-- Texto --
Por Valerio de Oliveira Mazzuoli – Professor-associado da Faculdade de Direito da Universidade Federal de Mato Grosso (UFMT). Pós-Doutor em Ciências Jurídico-Políticas pela Universidade Clássica de Lisboa. Doutor summa cum laude em Direito Internacional pela Universidade Federal do Rio Grande do Sul (UFRGS). Membro Consultor da Comissão Especial de Direito Internacional do Conselho Federal da OAB.
A questão da transferência da execução de pena imposta a brasileiros natos no exterior tem sido discutida no Brasil e sobre ela este texto pretende se debruçar, esclarecendo o porquê da impossibilidade de se aplicar a um brasileiro nato, que está em território brasileiro, pena criminal imposta em país estrangeiro, sobretudo – e especialmente – no que tange ao “Caso Robinho” à luz das relações de cooperação envolvendo Brasil e Itália.
O jogador Robinho foi condenado na Itália por crime de estupro coletivo e condenado, em última instância, a nove anos de prisão. Ele, contudo, se encontra em território brasileiro. A Itália pretende exercer o seu direito legítimo de impor a pena ao condenado; será, contudo, necessário saber se a legislação brasileira e o tratado de cooperação judiciária em matéria penal com a Itália permitem a medida pretendida pela Itália.
Não há dúvidas de que, sendo o jogador um brasileiro nato, não poderá ser extraditado para a Itália, por proibição expressa da Constituição Federal de 1988 (art. 5º, LI). No entanto, questiona-se se poderia operar no caso o instituto da transferência da execução da pena, previsto na Lei de Migração brasileira (Lei nº 13.445/2017). Por meio desse instituto, o condenado em país estrangeiro teria a sua pena transferida para o Brasil, e aqui cumpriria a pena imposta alhures.
O instituto é regulado pelo art. 100, caput, da Lei de Migração, que assim dispõe:
“Nas hipóteses em que couber solicitação de extradição executória, a autoridade competente poderá solicitar ou autorizar a transferência de execução da pena, desde que observado o princípio do non bis in idem”.
Como se nota com total clareza, o art. 100, caput, da Lei de Migração somente autoriza a transferência da execução da pena quando “couber solicitação de extradição executória”. Portanto, a norma não se aplica aos brasileiros natos, pois há impeditivo constitucional para que sejam extraditados, seja para responderem a processo no exterior (extradição instrutória) ou para cumprirem pena se ali já condenados (extradição executória). A Lei se refere a esta última modalidade de extradição, que – da mesma forma – não atinge os brasileiros natos, como é o caso do conhecido jogador condenado na Itália.
Assim, nos termos da lei brasileira em vigor, um brasileiro nato que foi condenado em país estrangeiro, estando em território brasileiro, não poderá cumprir a sentença estrangeira em nosso país pela via da transferência da execução da pena, pois não cabe solicitação de extradição executória a brasileiro nato. Sequer se está a discutir aqui – e a discussão é também importante – a natureza da Lei de Migração neste ponto, que, por ser mais gravosa à pessoa condenada, não poderia retroagir para prejudicá-la.

-- O que fazer --
**a)** Extraia do texto sobre o Caso Robinho o trecho que começa com "O instituto é" e segue até "condenado na Itália.", incluindo essas palavras.
**b)** Diga, por favor, se cada afirmação a seguir está de acordo com o texto sobre o Caso Robinho. Responda sim ou não e cite as palavras exatas do texto que decidem a resposta. (i) Robinho foi condenado na Itália a nove anos de prisão. (ii) A Lei de Migração é a Lei nº 13.445/2017. (iii) O jogador pode ser extraditado para a Itália.
**c)** Prossiga com o texto sobre o Caso Robinho, escrevendo a partir da última frase mostrada.

-- Dados --

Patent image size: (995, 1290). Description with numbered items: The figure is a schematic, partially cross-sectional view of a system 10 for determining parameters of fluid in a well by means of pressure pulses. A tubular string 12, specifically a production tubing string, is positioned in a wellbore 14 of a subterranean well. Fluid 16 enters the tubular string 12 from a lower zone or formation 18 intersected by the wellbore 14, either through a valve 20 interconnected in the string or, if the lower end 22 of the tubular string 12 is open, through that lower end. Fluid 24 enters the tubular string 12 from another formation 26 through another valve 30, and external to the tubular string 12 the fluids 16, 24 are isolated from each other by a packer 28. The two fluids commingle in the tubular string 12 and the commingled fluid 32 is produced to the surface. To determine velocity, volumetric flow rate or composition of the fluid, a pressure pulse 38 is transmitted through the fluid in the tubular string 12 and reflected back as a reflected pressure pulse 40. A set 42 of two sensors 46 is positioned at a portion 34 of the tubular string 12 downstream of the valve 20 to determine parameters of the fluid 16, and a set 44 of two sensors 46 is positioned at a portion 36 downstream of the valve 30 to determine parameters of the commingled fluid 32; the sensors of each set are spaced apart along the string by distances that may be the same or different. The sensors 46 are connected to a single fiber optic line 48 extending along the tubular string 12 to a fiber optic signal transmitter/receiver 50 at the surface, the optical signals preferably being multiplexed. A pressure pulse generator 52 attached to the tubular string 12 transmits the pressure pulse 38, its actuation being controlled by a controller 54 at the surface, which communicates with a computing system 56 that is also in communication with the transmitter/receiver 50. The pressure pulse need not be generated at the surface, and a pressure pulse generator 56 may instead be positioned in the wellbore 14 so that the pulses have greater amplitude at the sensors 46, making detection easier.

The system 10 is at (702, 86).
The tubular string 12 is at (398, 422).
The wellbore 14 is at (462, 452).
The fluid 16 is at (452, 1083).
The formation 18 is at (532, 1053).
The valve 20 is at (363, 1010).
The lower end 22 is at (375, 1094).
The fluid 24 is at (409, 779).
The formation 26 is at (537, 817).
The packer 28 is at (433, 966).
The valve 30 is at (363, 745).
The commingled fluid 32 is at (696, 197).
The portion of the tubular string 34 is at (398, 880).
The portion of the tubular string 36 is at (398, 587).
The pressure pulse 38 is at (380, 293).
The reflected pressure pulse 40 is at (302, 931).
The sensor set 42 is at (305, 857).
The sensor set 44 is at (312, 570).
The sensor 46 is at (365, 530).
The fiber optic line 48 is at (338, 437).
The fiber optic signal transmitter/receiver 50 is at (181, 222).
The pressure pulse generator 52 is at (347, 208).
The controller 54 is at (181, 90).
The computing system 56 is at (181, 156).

-- Em resposta --
**a)**
O instituto é regulado pelo art. 100, caput, da Lei de Migração, que assim dispõe:
“Nas hipóteses em que couber solicitação de extradição executória, a autoridade competente poderá solicitar ou autorizar a transferência de execução da pena, desde que observado o princípio do non bis in idem”.
Como se nota com total clareza, o art. 100, caput, da Lei de Migração somente autoriza a transferência da execução da pena quando “couber solicitação de extradição executória”. Portanto, a norma não se aplica aos brasileiros natos, pois há impeditivo constitucional para que sejam extraditados, seja para responderem a processo no exterior (extradição instrutória) ou para cumprirem pena se ali já condenados (extradição executória). A Lei se refere a esta última modalidade de extradição, que – da mesma forma – não atinge os brasileiros natos, como é o caso do conhecido jogador condenado na Itália.

**b)**
(i) Sim: “condenado, em última instância, a nove anos de prisão”.
(ii) Sim: “Lei de Migração brasileira (Lei nº 13.445/2017)”.
(iii) Não: “não poderá ser extraditado para a Itália”.

**c)**
Ademais, há uma regra clássica no direito do conflito de leis que encoraja os Estados a conhecerem a legislação dos demais Estados com que mantêm relações diplomáticas. Não se pode, evidentemente, subestimar a diplomacia italiana, seus assessores jurídicos e procuradores, que – não há quaisquer dúvidas – bem conhecem o mandamento constitucional brasileiro segundo o qual veda-se a extradição de brasileiros natos. Tanto à luz do expectador brasileiro quanto do italiano resta claro que não cabe a extradição executória para brasileiros natos.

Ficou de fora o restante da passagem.